▸ Work order 1: In the passage on Experian DataLabs, what was the name of the credit risk score that used non-traditional data?
▸ Work order 2: Write out, word for word, the part of the passage on Experian DataLabs that begins at the words "One of the ways" and stops after the words "that extra value.".

(Quoted passage Opens)

One of the ways Experian's DataLabs did that during those early days was to create a sandbox that allowed Experian to combine its data with a client's data and apply artificial intelligence to the combined data to squeeze out that extra value.
Haller said DataLabs was an early adopter of Hadoop in the enterprise, which "8 years ago was amazingly cutting edge." Back then that Hadoop infrastructure was a differentiator because of the huge amounts of data that Experian DataLabs could store and analyze. The organization was running 100% of that on-premises until about 18 months ago. Since then it's added some hybrid environments to the mix where it makes sense. A lot of that has been led by evolving client preferences -- on-premises felt much more secure eight years ago, but these days many clients have some data stored in AWS.
Among the products enabled by this applied research was a credit risk score called the Extended View that used non-traditional data to help figure out the credit risk for people and small businesses that hadn't established a credit history. DataLabs is also paying close attention to providing transparency into the AI black box to ensure that algorithms operate fairly and without prejudice, Haller said.
Experian DataLabs still offers that data-combination-plus-AI service to its clients today, but the ability to accommodate those huge volumes of data is no longer the differentiator that it was in 2010.

(Quoted passage Closes)
(Information shown Opens)

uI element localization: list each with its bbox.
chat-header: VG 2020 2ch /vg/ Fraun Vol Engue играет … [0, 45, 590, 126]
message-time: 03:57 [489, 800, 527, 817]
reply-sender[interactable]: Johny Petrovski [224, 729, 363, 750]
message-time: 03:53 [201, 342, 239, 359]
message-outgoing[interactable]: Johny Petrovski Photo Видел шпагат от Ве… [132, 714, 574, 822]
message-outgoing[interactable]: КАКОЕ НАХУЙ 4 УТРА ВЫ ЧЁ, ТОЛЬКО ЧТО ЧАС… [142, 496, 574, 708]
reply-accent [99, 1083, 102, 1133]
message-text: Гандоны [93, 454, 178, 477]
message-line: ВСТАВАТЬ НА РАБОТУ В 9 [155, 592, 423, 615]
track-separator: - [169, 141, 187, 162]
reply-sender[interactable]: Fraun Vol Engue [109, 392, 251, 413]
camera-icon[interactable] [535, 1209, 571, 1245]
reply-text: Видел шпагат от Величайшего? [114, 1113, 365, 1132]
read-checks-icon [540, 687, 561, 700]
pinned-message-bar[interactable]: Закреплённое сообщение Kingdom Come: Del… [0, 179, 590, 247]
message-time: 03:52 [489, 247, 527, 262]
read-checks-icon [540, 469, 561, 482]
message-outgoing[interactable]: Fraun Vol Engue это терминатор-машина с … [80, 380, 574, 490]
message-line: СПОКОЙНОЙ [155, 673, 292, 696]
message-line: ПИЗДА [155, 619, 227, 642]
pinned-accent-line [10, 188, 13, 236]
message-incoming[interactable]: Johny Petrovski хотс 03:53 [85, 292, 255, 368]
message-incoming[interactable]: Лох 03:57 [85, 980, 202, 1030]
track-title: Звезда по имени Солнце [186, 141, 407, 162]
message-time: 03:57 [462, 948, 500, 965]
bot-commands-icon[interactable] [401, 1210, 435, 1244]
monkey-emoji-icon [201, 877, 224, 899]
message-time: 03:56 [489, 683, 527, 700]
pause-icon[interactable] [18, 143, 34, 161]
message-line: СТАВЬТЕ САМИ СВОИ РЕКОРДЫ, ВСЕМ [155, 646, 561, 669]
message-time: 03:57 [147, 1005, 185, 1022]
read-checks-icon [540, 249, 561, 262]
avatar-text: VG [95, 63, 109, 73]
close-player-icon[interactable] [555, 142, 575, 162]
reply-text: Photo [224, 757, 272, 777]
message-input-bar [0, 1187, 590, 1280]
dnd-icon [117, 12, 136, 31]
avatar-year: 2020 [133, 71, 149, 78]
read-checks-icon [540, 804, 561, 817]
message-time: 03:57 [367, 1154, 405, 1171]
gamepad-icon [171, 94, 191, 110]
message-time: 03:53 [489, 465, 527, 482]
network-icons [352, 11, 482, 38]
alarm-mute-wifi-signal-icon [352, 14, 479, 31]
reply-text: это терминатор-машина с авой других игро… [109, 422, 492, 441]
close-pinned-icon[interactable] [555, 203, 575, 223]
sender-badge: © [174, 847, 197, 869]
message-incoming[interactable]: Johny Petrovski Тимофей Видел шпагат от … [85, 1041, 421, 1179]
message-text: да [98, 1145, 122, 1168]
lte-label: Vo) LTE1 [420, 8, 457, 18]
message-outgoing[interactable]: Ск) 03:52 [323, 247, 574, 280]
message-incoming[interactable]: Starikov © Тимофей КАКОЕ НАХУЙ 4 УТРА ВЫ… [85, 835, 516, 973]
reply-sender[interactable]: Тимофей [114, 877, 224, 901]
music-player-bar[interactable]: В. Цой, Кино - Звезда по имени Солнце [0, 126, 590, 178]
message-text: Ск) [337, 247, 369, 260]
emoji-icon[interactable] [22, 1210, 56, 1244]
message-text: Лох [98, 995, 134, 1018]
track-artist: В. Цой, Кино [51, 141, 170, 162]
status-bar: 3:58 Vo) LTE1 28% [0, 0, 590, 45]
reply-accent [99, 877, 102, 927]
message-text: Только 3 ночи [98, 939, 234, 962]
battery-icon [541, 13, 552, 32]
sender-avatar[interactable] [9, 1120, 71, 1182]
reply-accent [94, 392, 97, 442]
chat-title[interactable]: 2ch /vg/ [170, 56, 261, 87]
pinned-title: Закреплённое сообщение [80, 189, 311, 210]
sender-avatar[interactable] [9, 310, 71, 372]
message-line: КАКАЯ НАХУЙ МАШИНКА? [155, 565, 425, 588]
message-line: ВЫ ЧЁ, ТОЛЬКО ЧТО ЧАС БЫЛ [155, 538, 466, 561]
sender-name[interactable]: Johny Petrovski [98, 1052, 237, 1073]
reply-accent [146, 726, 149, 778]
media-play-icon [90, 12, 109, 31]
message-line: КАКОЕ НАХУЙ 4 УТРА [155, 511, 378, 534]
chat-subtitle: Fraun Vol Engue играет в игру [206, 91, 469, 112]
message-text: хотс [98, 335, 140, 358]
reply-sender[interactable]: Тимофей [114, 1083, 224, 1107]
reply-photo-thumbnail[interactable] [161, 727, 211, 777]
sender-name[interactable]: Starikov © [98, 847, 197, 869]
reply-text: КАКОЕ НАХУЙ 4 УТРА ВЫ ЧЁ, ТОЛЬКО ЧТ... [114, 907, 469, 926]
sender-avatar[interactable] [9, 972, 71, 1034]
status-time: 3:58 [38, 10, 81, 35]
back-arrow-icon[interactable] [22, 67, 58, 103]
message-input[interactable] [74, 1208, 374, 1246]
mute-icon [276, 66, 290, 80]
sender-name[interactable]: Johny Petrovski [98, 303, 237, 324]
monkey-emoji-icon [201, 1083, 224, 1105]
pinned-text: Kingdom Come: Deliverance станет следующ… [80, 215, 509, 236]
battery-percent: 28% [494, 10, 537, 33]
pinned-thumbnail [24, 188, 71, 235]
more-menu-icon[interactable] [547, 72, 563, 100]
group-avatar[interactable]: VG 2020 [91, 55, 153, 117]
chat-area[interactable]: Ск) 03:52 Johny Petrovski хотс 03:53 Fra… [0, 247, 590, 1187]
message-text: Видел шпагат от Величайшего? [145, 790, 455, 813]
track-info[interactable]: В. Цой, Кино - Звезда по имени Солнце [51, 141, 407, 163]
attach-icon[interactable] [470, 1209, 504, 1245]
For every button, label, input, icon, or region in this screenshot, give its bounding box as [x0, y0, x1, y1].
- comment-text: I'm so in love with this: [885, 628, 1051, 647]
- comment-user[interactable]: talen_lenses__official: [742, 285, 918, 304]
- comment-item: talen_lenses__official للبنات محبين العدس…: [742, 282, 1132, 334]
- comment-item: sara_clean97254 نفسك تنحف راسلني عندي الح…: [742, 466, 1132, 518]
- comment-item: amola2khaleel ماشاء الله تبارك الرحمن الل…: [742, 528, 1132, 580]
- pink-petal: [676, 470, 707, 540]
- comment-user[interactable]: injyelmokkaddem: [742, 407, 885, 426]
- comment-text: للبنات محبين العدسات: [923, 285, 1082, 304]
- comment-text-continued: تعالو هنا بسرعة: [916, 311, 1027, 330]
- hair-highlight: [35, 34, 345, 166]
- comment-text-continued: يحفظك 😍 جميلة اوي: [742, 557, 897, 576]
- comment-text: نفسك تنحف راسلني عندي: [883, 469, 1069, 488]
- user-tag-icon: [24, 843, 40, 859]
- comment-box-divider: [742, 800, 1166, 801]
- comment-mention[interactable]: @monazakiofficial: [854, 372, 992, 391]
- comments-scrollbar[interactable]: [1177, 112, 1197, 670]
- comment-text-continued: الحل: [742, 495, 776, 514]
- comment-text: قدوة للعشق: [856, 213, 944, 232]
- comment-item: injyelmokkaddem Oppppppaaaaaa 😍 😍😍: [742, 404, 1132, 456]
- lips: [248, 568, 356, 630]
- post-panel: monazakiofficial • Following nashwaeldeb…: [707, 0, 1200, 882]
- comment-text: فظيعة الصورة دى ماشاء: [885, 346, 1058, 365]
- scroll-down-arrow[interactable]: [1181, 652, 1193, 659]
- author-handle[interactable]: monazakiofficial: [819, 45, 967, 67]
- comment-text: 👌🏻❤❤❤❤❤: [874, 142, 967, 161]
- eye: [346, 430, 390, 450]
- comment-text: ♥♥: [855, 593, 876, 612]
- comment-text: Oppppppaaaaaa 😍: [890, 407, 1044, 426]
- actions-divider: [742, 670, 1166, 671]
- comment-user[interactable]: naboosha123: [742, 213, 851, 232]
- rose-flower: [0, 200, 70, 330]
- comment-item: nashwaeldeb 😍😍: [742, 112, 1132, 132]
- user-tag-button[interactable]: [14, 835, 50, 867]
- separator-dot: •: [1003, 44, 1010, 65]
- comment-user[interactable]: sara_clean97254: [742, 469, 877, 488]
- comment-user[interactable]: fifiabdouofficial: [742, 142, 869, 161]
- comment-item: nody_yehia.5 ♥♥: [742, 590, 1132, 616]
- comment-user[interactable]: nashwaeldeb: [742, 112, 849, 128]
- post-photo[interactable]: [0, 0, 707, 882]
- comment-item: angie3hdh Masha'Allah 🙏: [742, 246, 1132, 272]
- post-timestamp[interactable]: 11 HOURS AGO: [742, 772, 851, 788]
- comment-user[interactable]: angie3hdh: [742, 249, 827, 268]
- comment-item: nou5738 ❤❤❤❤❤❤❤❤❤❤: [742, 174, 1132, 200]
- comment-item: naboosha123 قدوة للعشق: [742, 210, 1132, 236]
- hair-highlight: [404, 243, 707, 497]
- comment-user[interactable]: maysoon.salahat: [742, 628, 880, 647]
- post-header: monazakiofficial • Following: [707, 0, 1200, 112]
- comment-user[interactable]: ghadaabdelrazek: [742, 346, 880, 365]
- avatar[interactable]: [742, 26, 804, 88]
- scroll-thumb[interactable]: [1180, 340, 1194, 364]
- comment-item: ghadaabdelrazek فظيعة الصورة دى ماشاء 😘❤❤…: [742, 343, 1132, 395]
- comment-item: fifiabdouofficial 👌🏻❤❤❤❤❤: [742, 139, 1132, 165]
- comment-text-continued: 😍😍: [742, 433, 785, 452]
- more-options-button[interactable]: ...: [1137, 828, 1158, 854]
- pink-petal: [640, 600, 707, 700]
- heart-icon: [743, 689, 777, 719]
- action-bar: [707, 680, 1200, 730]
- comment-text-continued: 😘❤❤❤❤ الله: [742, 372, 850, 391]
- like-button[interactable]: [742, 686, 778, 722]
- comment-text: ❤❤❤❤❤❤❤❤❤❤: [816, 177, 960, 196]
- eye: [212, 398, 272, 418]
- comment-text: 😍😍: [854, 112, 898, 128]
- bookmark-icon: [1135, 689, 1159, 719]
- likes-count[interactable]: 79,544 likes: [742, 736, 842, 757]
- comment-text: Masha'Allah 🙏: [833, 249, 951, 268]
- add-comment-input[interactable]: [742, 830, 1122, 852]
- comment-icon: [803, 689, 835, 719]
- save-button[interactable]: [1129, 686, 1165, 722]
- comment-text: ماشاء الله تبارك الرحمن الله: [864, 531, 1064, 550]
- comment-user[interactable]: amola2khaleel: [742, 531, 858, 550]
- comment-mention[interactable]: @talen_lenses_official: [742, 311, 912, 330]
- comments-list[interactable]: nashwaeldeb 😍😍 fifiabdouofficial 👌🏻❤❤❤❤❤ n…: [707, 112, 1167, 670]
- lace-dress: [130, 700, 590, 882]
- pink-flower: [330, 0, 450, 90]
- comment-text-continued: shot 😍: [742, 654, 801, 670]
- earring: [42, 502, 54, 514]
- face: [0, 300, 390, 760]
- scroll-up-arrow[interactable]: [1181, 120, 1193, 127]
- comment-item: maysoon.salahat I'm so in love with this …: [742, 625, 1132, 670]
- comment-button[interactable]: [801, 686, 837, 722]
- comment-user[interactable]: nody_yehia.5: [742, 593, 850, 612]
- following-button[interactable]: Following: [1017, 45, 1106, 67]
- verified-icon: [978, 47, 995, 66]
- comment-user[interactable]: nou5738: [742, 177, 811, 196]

(Information shown Closes)

▸ Reply 1: The Extended View.

▸ Reply 2:
One of the ways Experian's DataLabs did that during those early days was to create a sandbox that allowed Experian to combine its data with a client's data and apply artificial intelligence to the combined data to squeeze out that extra value.